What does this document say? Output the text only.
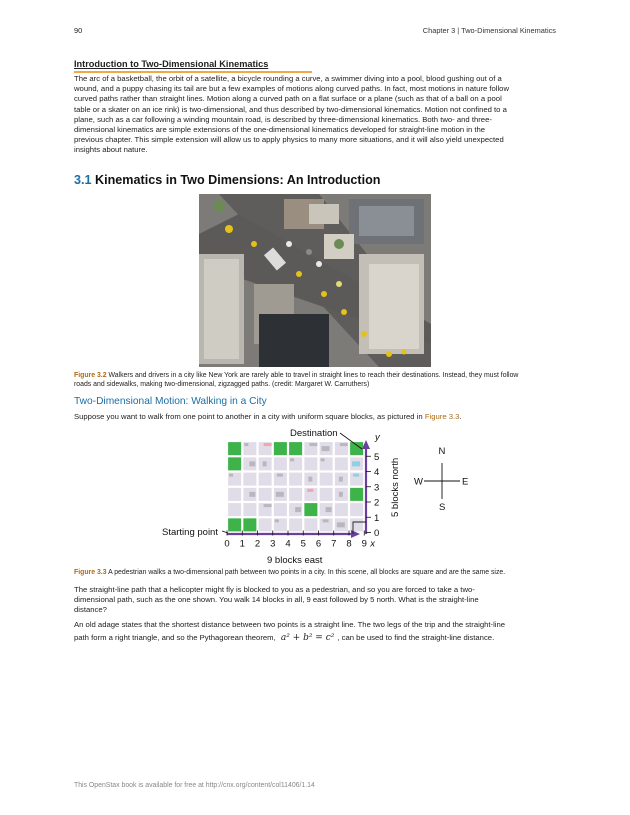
90	Chapter 3 | Two-Dimensional Kinematics
Introduction to Two-Dimensional Kinematics
The arc of a basketball, the orbit of a satellite, a bicycle rounding a curve, a swimmer diving into a pool, blood gushing out of a
wound, and a puppy chasing its tail are but a few examples of motions along curved paths. In fact, most motions in nature follow
curved paths rather than straight lines. Motion along a curved path on a flat surface or a plane (such as that of a ball on a pool
table or a skater on an ice rink) is two-dimensional, and thus described by two-dimensional kinematics. Motion not confined to a
plane, such as a car following a winding mountain road, is described by three-dimensional kinematics. Both two- and three-
dimensional kinematics are simple extensions of the one-dimensional kinematics developed for straight-line motion in the
previous chapter. This simple extension will allow us to apply physics to many more situations, and it will also yield unexpected
insights about nature.
3.1 Kinematics in Two Dimensions: An Introduction
Figure 3.2 Walkers and drivers in a city like New York are rarely able to travel in straight lines to reach their destinations. Instead, they must follow
roads and sidewalks, making two-dimensional, zigzagged paths. (credit: Margaret W. Carruthers)
Two-Dimensional Motion: Walking in a City
Suppose you want to walk from one point to another in a city with uniform square blocks, as pictured in Figure 3.3.
0 1 2 3 4 5 6 7 8 9 x
0
1
2
3
4
5
y
Destination
Starting point
9 blocks east
5 blocks north
N
S
E
W
Figure 3.3 A pedestrian walks a two-dimensional path between two points in a city. In this scene, all blocks are square and are the same size.
The straight-line path that a helicopter might fly is blocked to you as a pedestrian, and so you are forced to take a two-
dimensional path, such as the one shown. You walk 14 blocks in all, 9 east followed by 5 north. What is the straight-line
distance?
An old adage states that the shortest distance between two points is a straight line. The two legs of the trip and the straight-line
path form a right triangle, and so the Pythagorean theorem, a² + b² = c² , can be used to find the straight-line distance.
This OpenStax book is available for free at http://cnx.org/content/col11406/1.14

□ □ □ □ □ □ □

WHAT YOU NEED TO DO
Count every line in the preceding entries where the string "simple" appears, then state only the total.

CORRECT ANSWER
2